• [INSTRUCTIONS TO FOLLOW] Return the complete listing that follows, with each line reproduced exactly.

• [Stored items]
************
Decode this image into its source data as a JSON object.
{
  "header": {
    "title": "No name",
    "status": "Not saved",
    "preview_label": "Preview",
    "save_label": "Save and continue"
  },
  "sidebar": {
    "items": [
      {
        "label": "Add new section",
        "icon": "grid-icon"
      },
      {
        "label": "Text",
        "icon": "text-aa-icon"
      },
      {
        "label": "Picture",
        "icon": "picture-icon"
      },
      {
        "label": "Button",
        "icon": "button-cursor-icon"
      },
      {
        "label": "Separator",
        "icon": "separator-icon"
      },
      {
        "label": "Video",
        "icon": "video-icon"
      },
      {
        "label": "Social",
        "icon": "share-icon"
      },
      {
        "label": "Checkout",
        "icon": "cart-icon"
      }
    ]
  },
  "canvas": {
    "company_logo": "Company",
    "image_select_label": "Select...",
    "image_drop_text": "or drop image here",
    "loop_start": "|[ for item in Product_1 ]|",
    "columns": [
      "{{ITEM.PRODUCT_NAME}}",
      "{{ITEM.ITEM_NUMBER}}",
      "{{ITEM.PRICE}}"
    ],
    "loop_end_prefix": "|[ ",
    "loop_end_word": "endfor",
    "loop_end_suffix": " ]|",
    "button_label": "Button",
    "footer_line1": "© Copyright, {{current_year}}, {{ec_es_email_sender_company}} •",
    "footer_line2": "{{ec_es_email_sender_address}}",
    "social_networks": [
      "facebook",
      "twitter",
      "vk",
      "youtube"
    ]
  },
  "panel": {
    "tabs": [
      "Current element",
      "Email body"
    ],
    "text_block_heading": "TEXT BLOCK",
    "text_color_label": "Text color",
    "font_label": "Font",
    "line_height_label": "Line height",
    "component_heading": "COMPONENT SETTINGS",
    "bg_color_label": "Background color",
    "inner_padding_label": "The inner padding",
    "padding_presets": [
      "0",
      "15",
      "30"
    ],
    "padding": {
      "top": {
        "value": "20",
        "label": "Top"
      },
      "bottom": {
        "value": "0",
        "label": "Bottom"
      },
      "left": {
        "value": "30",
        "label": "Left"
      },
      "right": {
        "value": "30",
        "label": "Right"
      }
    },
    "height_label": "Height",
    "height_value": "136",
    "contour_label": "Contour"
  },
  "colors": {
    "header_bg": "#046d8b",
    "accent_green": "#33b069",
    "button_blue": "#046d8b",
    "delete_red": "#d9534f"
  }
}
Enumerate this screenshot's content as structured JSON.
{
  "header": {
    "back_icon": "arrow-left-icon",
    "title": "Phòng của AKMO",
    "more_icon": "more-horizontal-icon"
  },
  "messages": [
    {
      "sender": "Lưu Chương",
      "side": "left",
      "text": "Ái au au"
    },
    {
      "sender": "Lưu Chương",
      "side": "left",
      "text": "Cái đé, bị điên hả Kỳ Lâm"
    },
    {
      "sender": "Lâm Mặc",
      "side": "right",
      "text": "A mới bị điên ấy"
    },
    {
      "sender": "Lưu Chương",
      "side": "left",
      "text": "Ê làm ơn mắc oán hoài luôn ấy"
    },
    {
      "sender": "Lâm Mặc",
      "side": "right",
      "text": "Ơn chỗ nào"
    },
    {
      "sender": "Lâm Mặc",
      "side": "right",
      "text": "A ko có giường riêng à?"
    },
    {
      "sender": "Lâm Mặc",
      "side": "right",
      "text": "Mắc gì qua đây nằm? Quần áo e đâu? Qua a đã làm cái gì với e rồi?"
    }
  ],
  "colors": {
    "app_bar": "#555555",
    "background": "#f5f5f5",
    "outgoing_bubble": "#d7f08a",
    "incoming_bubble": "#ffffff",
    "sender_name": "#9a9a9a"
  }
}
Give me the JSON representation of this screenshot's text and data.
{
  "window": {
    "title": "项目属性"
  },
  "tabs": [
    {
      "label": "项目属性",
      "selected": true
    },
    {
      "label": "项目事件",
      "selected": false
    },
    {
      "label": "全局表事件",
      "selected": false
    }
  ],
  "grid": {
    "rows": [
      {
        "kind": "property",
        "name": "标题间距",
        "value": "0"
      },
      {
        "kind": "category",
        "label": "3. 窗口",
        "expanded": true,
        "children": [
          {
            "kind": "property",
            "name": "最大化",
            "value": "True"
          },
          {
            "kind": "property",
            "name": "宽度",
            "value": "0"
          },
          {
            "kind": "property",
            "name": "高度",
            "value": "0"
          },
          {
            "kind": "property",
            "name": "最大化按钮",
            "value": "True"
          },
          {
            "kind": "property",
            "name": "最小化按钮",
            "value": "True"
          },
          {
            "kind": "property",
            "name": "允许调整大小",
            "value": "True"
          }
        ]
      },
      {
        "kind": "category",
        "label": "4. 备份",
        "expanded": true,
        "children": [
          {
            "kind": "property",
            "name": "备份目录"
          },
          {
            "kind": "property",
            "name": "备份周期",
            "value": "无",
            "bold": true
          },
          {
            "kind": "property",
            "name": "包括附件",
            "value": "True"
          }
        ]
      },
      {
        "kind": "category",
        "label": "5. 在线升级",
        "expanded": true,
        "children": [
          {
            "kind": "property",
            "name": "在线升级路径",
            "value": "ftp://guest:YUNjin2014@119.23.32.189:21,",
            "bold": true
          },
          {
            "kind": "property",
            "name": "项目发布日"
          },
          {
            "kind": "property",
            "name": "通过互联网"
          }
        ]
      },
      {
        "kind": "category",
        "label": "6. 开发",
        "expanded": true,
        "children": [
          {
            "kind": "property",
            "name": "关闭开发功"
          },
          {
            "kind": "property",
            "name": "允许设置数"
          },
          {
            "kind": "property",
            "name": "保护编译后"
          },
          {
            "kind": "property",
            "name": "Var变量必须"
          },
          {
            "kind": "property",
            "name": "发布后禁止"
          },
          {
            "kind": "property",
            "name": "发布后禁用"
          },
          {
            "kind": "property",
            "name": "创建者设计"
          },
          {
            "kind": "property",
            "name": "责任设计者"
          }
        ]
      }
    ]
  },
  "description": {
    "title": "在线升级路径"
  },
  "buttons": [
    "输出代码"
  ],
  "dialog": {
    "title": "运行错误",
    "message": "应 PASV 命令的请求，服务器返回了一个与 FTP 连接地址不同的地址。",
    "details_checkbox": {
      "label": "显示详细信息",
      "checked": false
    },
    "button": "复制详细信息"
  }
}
************
• [FULL OUTPUT]
Decode this image into its source data as a JSON object.
{
  "header": {
    "title": "No name",
    "status": "Not saved",
    "preview_label": "Preview",
    "save_label": "Save and continue"
  },
  "sidebar": {
    "items": [
      {
        "label": "Add new section",
        "icon": "grid-icon"
      },
      {
        "label": "Text",
        "icon": "text-aa-icon"
      },
      {
        "label": "Picture",
        "icon": "picture-icon"
      },
      {
        "label": "Button",
        "icon": "button-cursor-icon"
      },
      {
        "label": "Separator",
        "icon": "separator-icon"
      },
      {
        "label": "Video",
        "icon": "video-icon"
      },
      {
        "label": "Social",
        "icon": "share-icon"
      },
      {
        "label": "Checkout",
        "icon": "cart-icon"
      }
    ]
  },
  "canvas": {
    "company_logo": "Company",
    "image_select_label": "Select...",
    "image_drop_text": "or drop image here",
    "loop_start": "|[ for item in Product_1 ]|",
    "columns": [
      "{{ITEM.PRODUCT_NAME}}",
      "{{ITEM.ITEM_NUMBER}}",
      "{{ITEM.PRICE}}"
    ],
    "loop_end_prefix": "|[ ",
    "loop_end_word": "endfor",
    "loop_end_suffix": " ]|",
    "button_label": "Button",
    "footer_line1": "© Copyright, {{current_year}}, {{ec_es_email_sender_company}} •",
    "footer_line2": "{{ec_es_email_sender_address}}",
    "social_networks": [
      "facebook",
      "twitter",
      "vk",
      "youtube"
    ]
  },
  "panel": {
    "tabs": [
      "Current element",
      "Email body"
    ],
    "text_block_heading": "TEXT BLOCK",
    "text_color_label": "Text color",
    "font_label": "Font",
    "line_height_label": "Line height",
    "component_heading": "COMPONENT SETTINGS",
    "bg_color_label": "Background color",
    "inner_padding_label": "The inner padding",
    "padding_presets": [
      "0",
      "15",
      "30"
    ],
    "padding": {
      "top": {
        "value": "20",
        "label": "Top"
      },
      "bottom": {
        "value": "0",
        "label": "Bottom"
      },
      "left": {
        "value": "30",
        "label": "Left"
      },
      "right": {
        "value": "30",
        "label": "Right"
      }
    },
    "height_label": "Height",
    "height_value": "136",
    "contour_label": "Contour"
  },
  "colors": {
    "header_bg": "#046d8b",
    "accent_green": "#33b069",
    "button_blue": "#046d8b",
    "delete_red": "#d9534f"
  }
}
Enumerate this screenshot's content as structured JSON.
{
  "header": {
    "back_icon": "arrow-left-icon",
    "title": "Phòng của AKMO",
    "more_icon": "more-horizontal-icon"
  },
  "messages": [
    {
      "sender": "Lưu Chương",
      "side": "left",
      "text": "Ái au au"
    },
    {
      "sender": "Lưu Chương",
      "side": "left",
      "text": "Cái đé, bị điên hả Kỳ Lâm"
    },
    {
      "sender": "Lâm Mặc",
      "side": "right",
      "text": "A mới bị điên ấy"
    },
    {
      "sender": "Lưu Chương",
      "side": "left",
      "text": "Ê làm ơn mắc oán hoài luôn ấy"
    },
    {
      "sender": "Lâm Mặc",
      "side": "right",
      "text": "Ơn chỗ nào"
    },
    {
      "sender": "Lâm Mặc",
      "side": "right",
      "text": "A ko có giường riêng à?"
    },
    {
      "sender": "Lâm Mặc",
      "side": "right",
      "text": "Mắc gì qua đây nằm? Quần áo e đâu? Qua a đã làm cái gì với e rồi?"
    }
  ],
  "colors": {
    "app_bar": "#555555",
    "background": "#f5f5f5",
    "outgoing_bubble": "#d7f08a",
    "incoming_bubble": "#ffffff",
    "sender_name": "#9a9a9a"
  }
}
Give me the JSON representation of this screenshot's text and data.
{
  "window": {
    "title": "项目属性"
  },
  "tabs": [
    {
      "label": "项目属性",
      "selected": true
    },
    {
      "label": "项目事件",
      "selected": false
    },
    {
      "label": "全局表事件",
      "selected": false
    }
  ],
  "grid": {
    "rows": [
      {
        "kind": "property",
        "name": "标题间距",
        "value": "0"
      },
      {
        "kind": "category",
        "label": "3. 窗口",
        "expanded": true,
        "children": [
          {
            "kind": "property",
            "name": "最大化",
            "value": "True"
          },
          {
            "kind": "property",
            "name": "宽度",
            "value": "0"
          },
          {
            "kind": "property",
            "name": "高度",
            "value": "0"
          },
          {
            "kind": "property",
            "name": "最大化按钮",
            "value": "True"
          },
          {
            "kind": "property",
            "name": "最小化按钮",
            "value": "True"
          },
          {
            "kind": "property",
            "name": "允许调整大小",
            "value": "True"
          }
        ]
      },
      {
        "kind": "category",
        "label": "4. 备份",
        "expanded": true,
        "children": [
          {
            "kind": "property",
            "name": "备份目录"
          },
          {
            "kind": "property",
            "name": "备份周期",
            "value": "无",
            "bold": true
          },
          {
            "kind": "property",
            "name": "包括附件",
            "value": "True"
          }
        ]
      },
      {
        "kind": "category",
        "label": "5. 在线升级",
        "expanded": true,
        "children": [
          {
            "kind": "property",
            "name": "在线升级路径",
            "value": "ftp://guest:YUNjin2014@119.23.32.189:21,",
            "bold": true
          },
          {
            "kind": "property",
            "name": "项目发布日"
          },
          {
            "kind": "property",
            "name": "通过互联网"
          }
        ]
      },
      {
        "kind": "category",
        "label": "6. 开发",
        "expanded": true,
        "children": [
          {
            "kind": "property",
            "name": "关闭开发功"
          },
          {
            "kind": "property",
            "name": "允许设置数"
          },
          {
            "kind": "property",
            "name": "保护编译后"
          },
          {
            "kind": "property",
            "name": "Var变量必须"
          },
          {
            "kind": "property",
            "name": "发布后禁止"
          },
          {
            "kind": "property",
            "name": "发布后禁用"
          },
          {
            "kind": "property",
            "name": "创建者设计"
          },
          {
            "kind": "property",
            "name": "责任设计者"
          }
        ]
      }
    ]
  },
  "description": {
    "title": "在线升级路径"
  },
  "buttons": [
    "输出代码"
  ],
  "dialog": {
    "title": "运行错误",
    "message": "应 PASV 命令的请求，服务器返回了一个与 FTP 连接地址不同的地址。",
    "details_checkbox": {
      "label": "显示详细信息",
      "checked": false
    },
    "button": "复制详细信息"
  }
}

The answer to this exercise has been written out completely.